--- Start of Input for this task ---

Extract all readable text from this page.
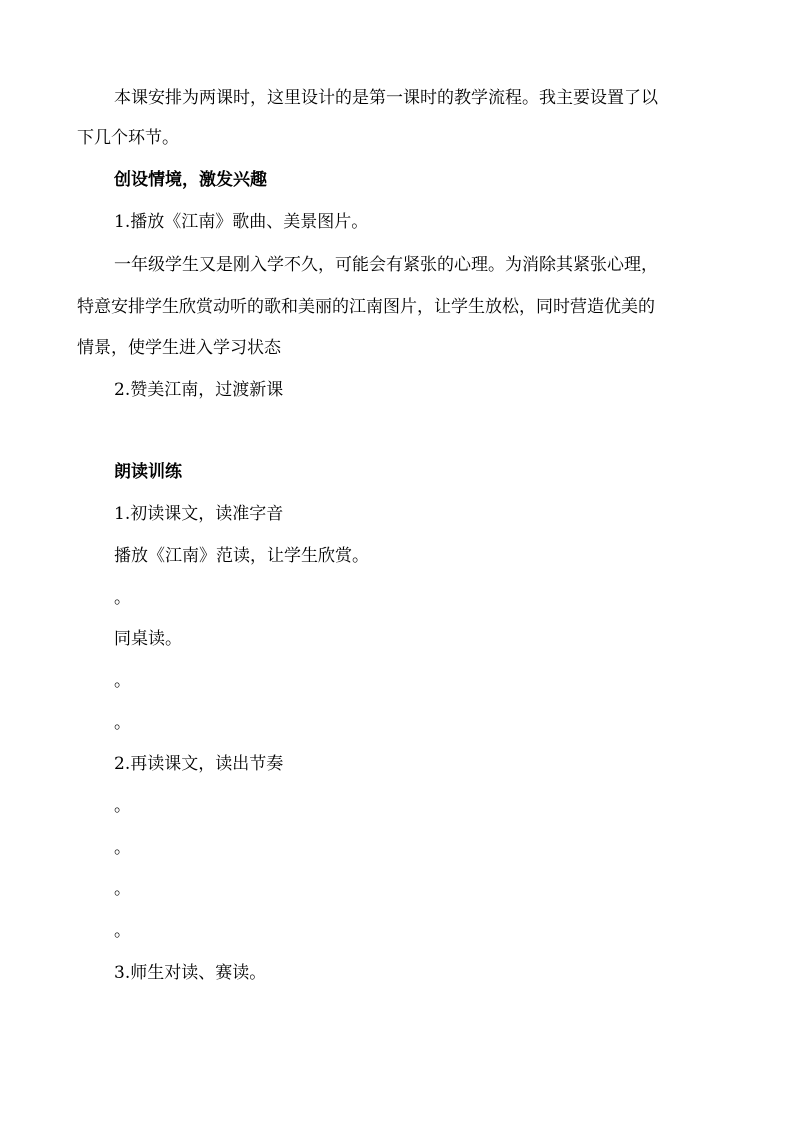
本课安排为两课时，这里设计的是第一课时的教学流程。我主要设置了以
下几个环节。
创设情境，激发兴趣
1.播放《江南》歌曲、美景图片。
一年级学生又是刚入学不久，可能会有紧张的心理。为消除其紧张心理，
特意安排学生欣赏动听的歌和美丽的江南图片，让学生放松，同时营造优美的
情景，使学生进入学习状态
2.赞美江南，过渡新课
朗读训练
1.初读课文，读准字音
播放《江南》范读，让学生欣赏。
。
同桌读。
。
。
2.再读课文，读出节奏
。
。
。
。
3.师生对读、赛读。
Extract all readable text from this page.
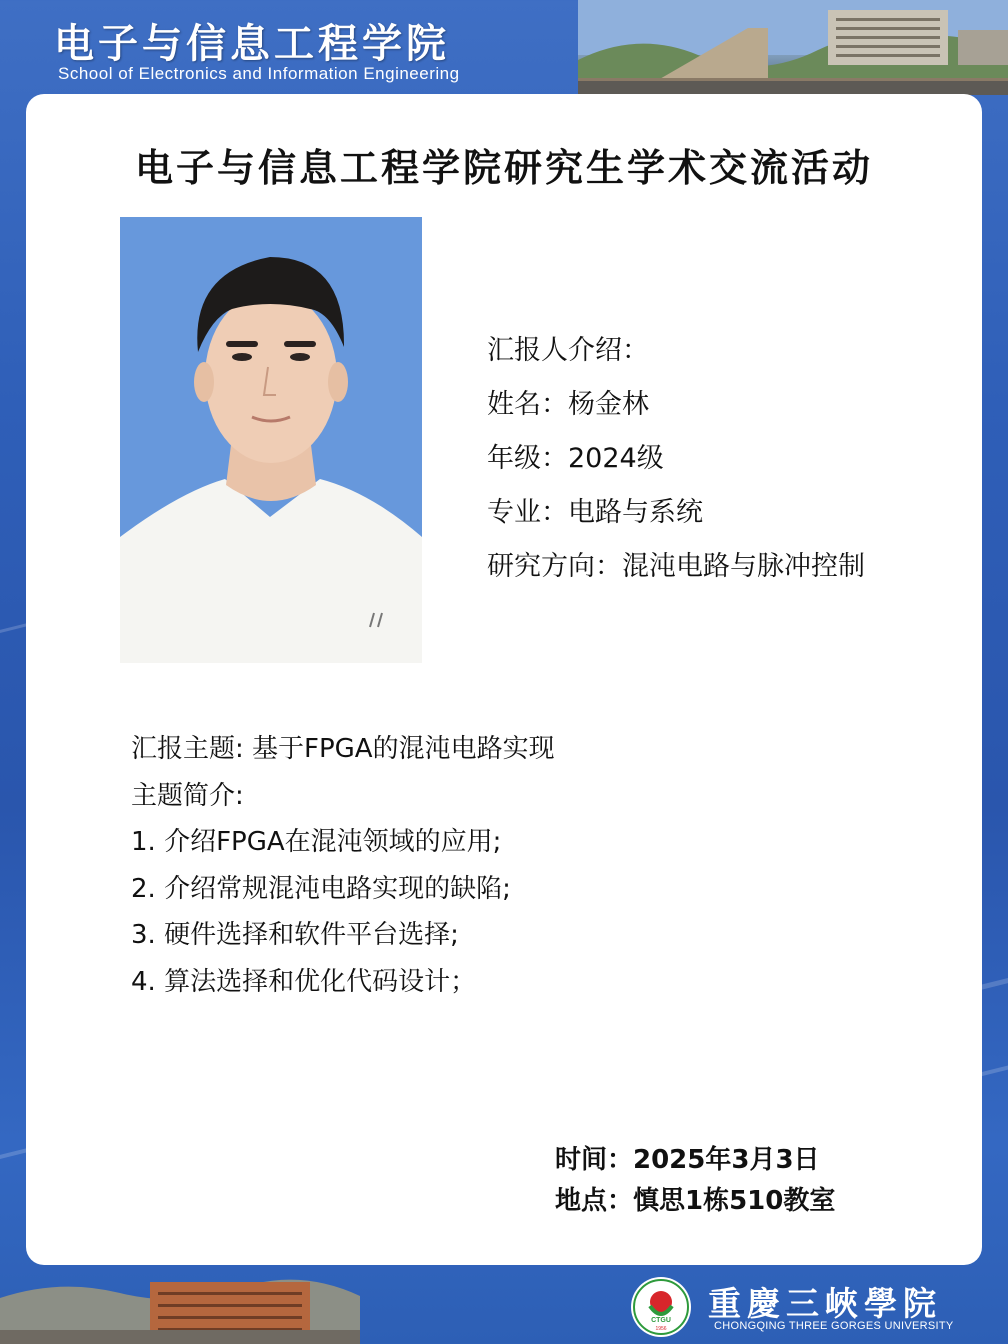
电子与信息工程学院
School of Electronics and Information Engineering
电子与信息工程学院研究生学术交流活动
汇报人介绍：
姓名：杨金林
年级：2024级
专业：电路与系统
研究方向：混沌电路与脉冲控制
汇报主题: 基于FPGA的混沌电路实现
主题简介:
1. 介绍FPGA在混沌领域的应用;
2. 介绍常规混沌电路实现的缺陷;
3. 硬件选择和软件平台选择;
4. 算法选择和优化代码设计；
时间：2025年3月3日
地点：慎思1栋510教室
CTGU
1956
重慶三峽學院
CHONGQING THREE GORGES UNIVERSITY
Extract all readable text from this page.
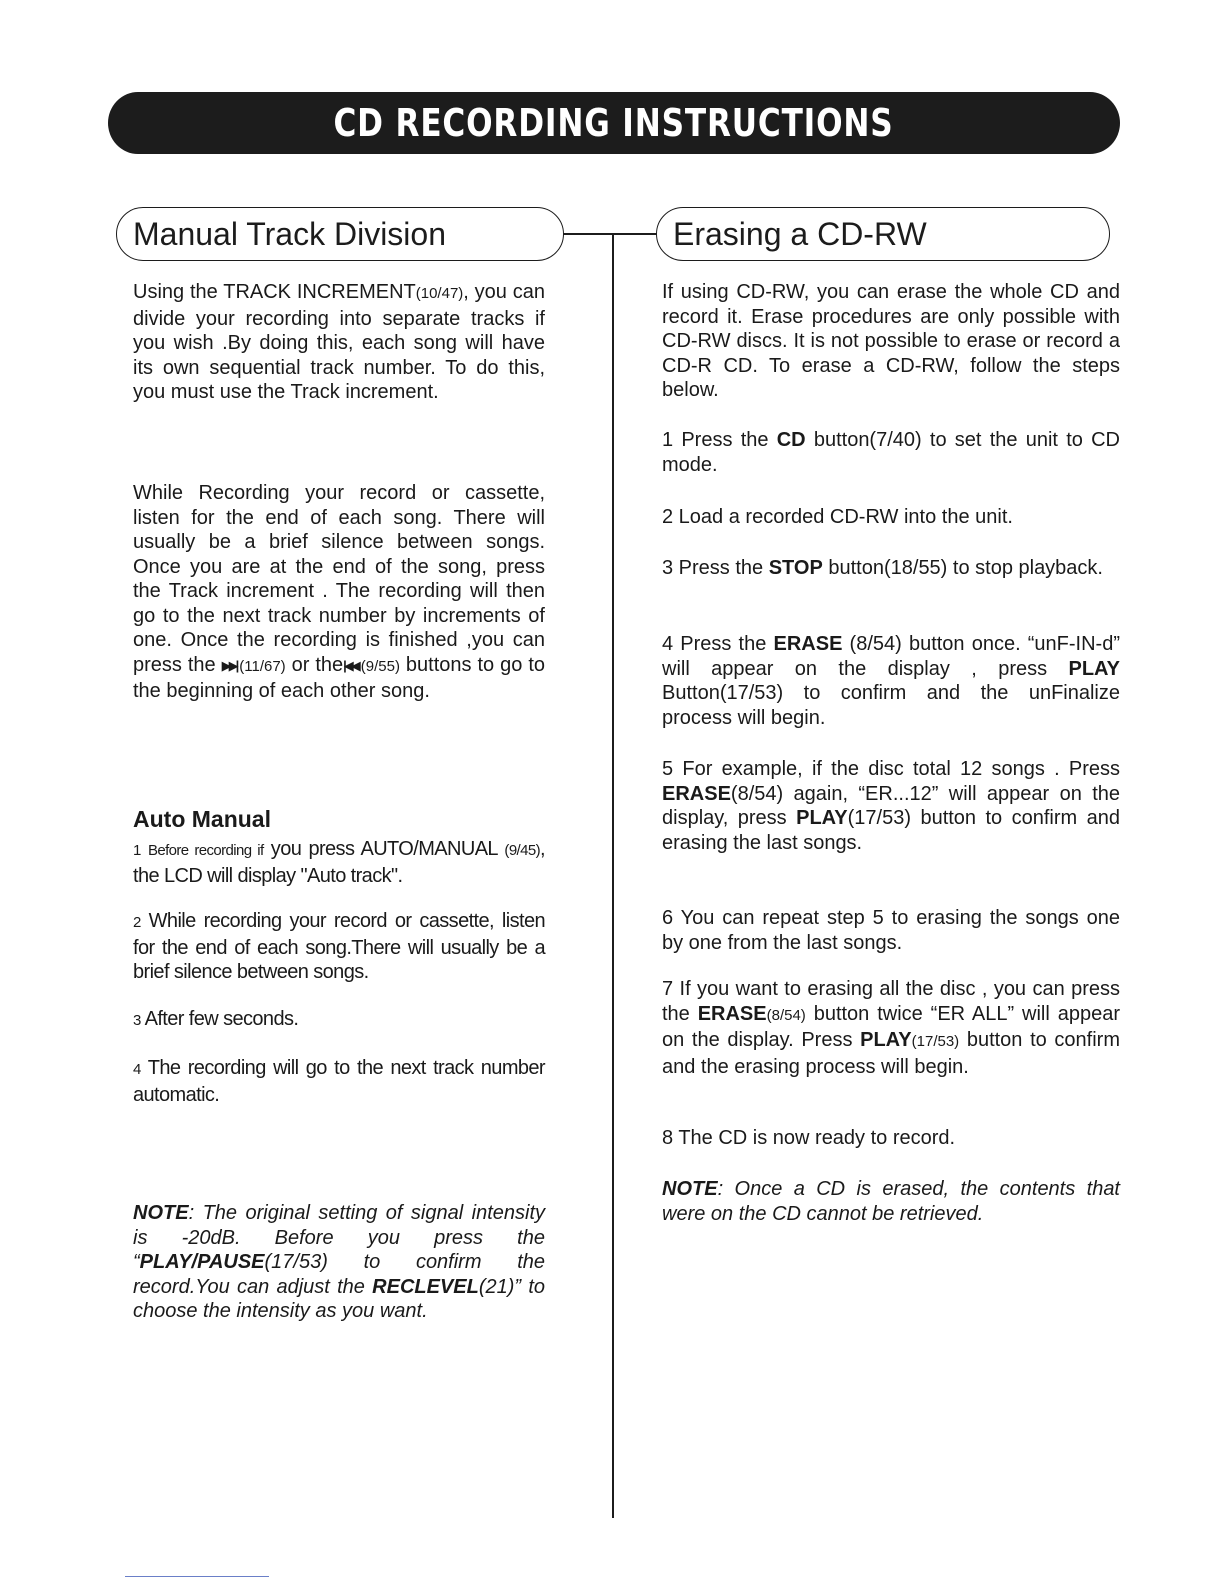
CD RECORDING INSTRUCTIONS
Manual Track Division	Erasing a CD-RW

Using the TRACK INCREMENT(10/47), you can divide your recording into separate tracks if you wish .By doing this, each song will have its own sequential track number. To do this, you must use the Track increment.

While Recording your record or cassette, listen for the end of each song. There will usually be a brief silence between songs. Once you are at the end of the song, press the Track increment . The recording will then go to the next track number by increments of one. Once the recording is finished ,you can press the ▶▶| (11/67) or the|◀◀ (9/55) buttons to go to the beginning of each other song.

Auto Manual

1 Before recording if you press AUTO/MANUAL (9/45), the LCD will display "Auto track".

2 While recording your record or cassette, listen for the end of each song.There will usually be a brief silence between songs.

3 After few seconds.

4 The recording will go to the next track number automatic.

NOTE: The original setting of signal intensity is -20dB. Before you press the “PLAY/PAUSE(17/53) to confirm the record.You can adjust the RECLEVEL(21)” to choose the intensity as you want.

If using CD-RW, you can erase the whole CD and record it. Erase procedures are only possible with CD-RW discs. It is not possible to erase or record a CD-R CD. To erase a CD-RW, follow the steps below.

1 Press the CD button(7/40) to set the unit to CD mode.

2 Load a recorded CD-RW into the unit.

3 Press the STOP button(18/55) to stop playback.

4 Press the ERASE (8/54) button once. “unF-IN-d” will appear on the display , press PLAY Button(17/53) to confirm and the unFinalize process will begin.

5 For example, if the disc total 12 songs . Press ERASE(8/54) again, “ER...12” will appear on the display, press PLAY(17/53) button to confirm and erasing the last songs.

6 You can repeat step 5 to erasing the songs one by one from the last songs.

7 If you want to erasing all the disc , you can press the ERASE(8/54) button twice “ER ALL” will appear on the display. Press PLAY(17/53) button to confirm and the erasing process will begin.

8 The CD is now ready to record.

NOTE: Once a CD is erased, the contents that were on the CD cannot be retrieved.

--- End of Input for this task ---

Task instructions = Tally the lines in the records above that contain the word "last", and give only that number.

Correct output = 2